* _PROBLEM REQUIREMENTS_:
Assemble all lines in which the string "Velocity" appears.

* _MATERIAL SHOWN_:
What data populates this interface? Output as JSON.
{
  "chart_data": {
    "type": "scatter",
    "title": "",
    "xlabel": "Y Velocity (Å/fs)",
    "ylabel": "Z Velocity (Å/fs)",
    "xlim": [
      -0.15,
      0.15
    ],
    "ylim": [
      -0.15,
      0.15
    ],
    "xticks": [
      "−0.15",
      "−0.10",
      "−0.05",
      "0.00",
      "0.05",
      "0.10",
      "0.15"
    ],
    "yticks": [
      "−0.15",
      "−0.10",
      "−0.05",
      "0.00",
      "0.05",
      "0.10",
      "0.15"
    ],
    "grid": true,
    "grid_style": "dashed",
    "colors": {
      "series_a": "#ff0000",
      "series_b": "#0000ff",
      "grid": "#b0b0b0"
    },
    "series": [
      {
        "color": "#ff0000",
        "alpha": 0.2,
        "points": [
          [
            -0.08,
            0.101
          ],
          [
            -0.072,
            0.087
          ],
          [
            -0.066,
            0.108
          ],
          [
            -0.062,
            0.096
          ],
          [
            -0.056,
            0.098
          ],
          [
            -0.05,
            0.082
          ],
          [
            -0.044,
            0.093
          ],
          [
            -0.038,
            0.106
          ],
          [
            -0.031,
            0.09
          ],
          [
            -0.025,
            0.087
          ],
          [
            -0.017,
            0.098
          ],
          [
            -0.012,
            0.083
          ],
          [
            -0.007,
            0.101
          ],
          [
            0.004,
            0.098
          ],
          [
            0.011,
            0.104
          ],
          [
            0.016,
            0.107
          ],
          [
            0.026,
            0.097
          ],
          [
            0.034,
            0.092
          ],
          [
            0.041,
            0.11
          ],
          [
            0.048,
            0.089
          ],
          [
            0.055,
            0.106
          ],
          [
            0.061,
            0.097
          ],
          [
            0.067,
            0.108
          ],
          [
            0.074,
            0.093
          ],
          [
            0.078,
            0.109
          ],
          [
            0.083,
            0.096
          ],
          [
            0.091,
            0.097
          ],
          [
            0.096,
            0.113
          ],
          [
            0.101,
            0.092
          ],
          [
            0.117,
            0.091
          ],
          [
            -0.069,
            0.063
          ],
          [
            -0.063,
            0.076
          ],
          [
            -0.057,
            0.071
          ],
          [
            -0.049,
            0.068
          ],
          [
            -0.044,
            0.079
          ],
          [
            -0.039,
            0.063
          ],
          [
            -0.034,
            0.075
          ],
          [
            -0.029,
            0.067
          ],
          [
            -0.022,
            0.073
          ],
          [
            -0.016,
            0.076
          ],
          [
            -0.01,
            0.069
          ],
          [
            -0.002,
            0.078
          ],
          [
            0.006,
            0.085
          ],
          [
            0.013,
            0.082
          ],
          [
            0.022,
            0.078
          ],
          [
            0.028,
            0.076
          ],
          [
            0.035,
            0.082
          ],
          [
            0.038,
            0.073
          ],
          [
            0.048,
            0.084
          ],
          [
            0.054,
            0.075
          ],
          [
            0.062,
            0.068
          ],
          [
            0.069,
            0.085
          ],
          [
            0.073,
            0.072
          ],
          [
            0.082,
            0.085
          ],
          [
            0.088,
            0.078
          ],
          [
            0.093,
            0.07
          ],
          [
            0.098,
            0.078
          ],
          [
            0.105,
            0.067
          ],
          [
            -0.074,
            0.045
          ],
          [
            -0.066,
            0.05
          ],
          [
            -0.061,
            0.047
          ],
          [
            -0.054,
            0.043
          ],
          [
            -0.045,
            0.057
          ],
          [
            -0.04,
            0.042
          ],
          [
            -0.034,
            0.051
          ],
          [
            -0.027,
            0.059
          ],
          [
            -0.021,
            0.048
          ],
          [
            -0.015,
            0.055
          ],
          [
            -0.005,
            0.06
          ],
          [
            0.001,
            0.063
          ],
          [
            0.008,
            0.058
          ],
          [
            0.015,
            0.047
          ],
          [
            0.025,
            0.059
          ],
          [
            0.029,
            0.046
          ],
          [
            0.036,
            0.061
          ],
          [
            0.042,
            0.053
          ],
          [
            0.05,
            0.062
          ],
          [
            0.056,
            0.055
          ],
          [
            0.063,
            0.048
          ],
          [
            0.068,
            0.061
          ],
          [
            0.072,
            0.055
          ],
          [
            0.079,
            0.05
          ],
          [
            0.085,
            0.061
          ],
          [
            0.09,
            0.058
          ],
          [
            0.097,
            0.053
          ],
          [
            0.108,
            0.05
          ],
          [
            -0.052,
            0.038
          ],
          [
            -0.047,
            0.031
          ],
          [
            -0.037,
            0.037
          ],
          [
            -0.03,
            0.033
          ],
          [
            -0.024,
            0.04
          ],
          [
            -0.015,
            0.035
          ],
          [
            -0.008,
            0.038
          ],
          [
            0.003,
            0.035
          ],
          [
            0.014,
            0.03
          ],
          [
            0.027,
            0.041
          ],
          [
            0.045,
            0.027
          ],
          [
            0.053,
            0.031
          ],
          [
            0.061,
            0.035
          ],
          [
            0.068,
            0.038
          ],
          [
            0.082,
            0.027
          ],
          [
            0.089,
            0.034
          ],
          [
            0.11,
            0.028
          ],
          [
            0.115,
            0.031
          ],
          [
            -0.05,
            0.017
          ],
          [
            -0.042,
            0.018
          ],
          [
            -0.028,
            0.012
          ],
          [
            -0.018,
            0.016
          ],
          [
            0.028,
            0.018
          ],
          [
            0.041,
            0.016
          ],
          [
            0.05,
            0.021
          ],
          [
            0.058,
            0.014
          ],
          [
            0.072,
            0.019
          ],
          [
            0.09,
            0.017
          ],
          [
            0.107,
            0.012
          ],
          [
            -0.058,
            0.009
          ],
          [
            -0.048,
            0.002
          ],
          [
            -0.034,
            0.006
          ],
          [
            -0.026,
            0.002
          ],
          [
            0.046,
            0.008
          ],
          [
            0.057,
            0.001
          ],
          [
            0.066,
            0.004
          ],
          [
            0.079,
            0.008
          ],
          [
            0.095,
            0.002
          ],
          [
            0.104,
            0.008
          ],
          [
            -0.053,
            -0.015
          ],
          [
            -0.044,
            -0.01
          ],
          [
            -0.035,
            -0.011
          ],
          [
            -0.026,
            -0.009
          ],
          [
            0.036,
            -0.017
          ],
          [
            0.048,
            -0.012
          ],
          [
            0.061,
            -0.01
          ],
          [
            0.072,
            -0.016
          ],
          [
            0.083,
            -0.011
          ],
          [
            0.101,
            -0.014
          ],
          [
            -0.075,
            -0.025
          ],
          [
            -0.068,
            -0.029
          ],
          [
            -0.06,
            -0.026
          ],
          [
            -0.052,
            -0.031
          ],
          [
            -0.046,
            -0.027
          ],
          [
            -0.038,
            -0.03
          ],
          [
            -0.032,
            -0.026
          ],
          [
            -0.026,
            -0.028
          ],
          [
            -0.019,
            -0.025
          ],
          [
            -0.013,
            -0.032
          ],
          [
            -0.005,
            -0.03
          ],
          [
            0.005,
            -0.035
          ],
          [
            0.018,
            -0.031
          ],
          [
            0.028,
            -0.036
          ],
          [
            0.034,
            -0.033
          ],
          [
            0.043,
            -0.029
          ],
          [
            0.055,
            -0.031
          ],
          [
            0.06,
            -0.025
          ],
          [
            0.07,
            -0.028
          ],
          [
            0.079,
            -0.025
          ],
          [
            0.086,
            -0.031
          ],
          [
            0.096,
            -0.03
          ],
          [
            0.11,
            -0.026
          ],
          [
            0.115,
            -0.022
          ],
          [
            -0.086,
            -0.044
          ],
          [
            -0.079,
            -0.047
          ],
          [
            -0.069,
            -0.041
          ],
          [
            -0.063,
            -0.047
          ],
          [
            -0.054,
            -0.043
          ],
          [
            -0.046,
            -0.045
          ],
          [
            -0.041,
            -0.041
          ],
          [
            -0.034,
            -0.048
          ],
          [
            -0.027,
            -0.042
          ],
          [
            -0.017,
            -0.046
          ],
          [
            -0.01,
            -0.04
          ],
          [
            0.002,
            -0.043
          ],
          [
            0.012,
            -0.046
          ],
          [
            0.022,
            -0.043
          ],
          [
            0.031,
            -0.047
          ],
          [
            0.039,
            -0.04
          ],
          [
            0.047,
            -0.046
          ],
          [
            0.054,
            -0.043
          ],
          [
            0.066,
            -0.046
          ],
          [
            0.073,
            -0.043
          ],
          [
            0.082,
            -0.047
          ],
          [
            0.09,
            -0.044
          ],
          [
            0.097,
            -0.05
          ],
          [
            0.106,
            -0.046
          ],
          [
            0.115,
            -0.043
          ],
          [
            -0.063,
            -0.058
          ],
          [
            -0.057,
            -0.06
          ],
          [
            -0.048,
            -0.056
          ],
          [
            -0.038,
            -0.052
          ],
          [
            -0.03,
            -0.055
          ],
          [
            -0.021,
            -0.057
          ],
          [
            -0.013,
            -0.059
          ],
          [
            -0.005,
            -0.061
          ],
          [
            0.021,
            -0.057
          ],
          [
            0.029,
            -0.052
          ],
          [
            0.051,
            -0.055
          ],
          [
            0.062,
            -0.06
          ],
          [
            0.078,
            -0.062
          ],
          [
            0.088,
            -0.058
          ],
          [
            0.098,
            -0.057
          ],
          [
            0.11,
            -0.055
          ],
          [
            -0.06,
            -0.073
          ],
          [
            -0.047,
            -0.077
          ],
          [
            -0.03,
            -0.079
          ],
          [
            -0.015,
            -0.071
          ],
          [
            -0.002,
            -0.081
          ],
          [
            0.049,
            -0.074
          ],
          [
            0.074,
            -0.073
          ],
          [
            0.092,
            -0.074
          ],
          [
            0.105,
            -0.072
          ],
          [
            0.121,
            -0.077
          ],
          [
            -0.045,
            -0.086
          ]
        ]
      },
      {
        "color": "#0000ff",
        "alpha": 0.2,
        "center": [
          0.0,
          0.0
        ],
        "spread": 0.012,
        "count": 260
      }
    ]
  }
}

* _FULL SOLUTION_:
    "xlabel": "Y Velocity (Å/fs)",
    "ylabel": "Z Velocity (Å/fs)",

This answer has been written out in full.